» SHORT TASK
Gather every line from the entries below that includes "MATHS".

» DATA LISTING
□ □ □
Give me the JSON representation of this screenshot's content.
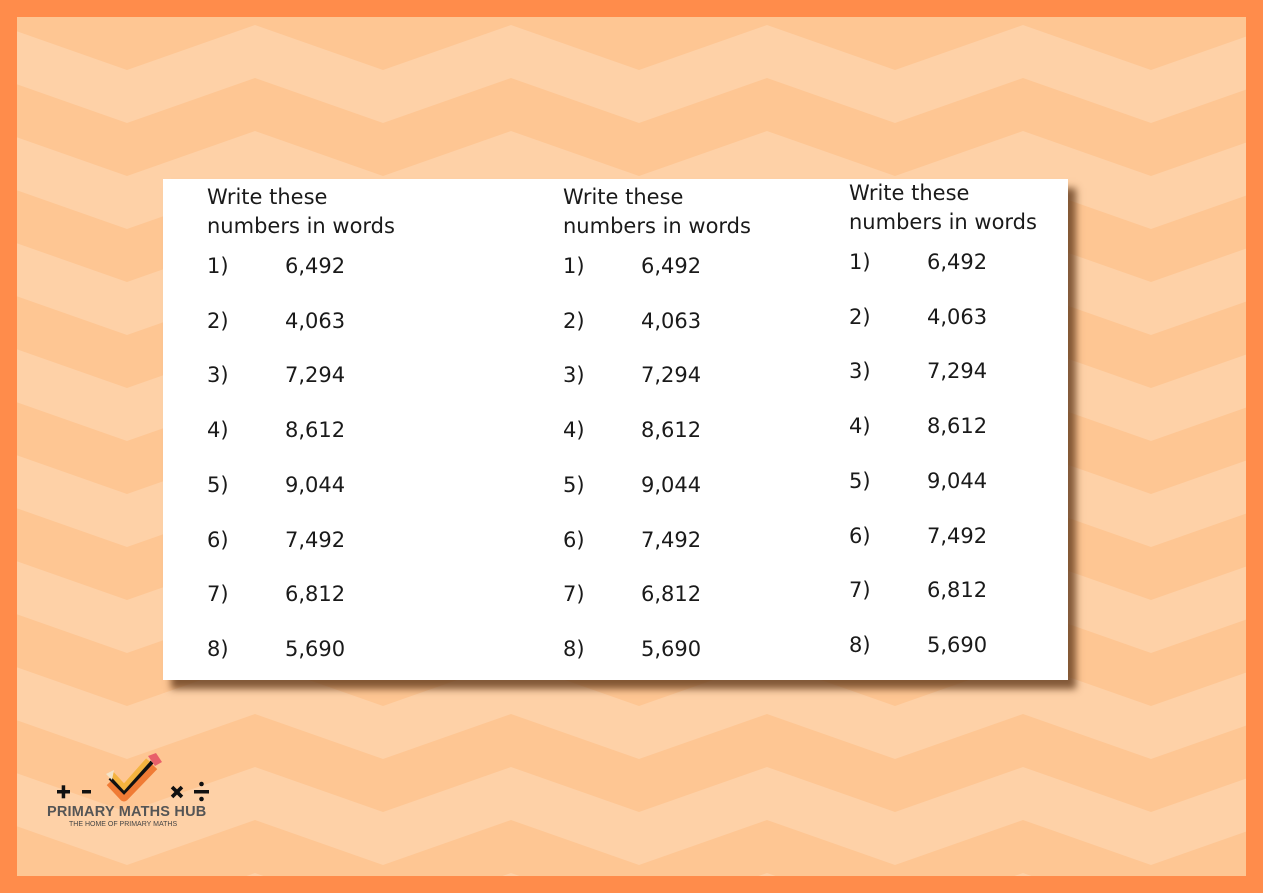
{
  "colors": {
    "border": "#FF8C4B",
    "chevron_light": "#FED1A7",
    "chevron_dark": "#FEC693",
    "card": "#FFFFFF"
  },
  "worksheet": {
    "columns": [
      {
        "heading_line1": "Write these",
        "heading_line2": "numbers in words",
        "items": [
          {
            "label": "1)",
            "value": "6,492"
          },
          {
            "label": "2)",
            "value": "4,063"
          },
          {
            "label": "3)",
            "value": "7,294"
          },
          {
            "label": "4)",
            "value": "8,612"
          },
          {
            "label": "5)",
            "value": "9,044"
          },
          {
            "label": "6)",
            "value": "7,492"
          },
          {
            "label": "7)",
            "value": "6,812"
          },
          {
            "label": "8)",
            "value": "5,690"
          }
        ]
      },
      {
        "heading_line1": "Write these",
        "heading_line2": "numbers in words",
        "items": [
          {
            "label": "1)",
            "value": "6,492"
          },
          {
            "label": "2)",
            "value": "4,063"
          },
          {
            "label": "3)",
            "value": "7,294"
          },
          {
            "label": "4)",
            "value": "8,612"
          },
          {
            "label": "5)",
            "value": "9,044"
          },
          {
            "label": "6)",
            "value": "7,492"
          },
          {
            "label": "7)",
            "value": "6,812"
          },
          {
            "label": "8)",
            "value": "5,690"
          }
        ]
      },
      {
        "heading_line1": "Write these",
        "heading_line2": "numbers in words",
        "items": [
          {
            "label": "1)",
            "value": "6,492"
          },
          {
            "label": "2)",
            "value": "4,063"
          },
          {
            "label": "3)",
            "value": "7,294"
          },
          {
            "label": "4)",
            "value": "8,612"
          },
          {
            "label": "5)",
            "value": "9,044"
          },
          {
            "label": "6)",
            "value": "7,492"
          },
          {
            "label": "7)",
            "value": "6,812"
          },
          {
            "label": "8)",
            "value": "5,690"
          }
        ]
      }
    ]
  },
  "logo": {
    "brand": "PRIMARY MATHS HUB",
    "tagline": "THE HOME OF PRIMARY MATHS",
    "symbols": [
      "+",
      "-",
      "×",
      "÷"
    ]
  }
}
□ □ □
» WRITTEN RESPONSE
    "brand": "PRIMARY MATHS HUB",
    "tagline": "THE HOME OF PRIMARY MATHS",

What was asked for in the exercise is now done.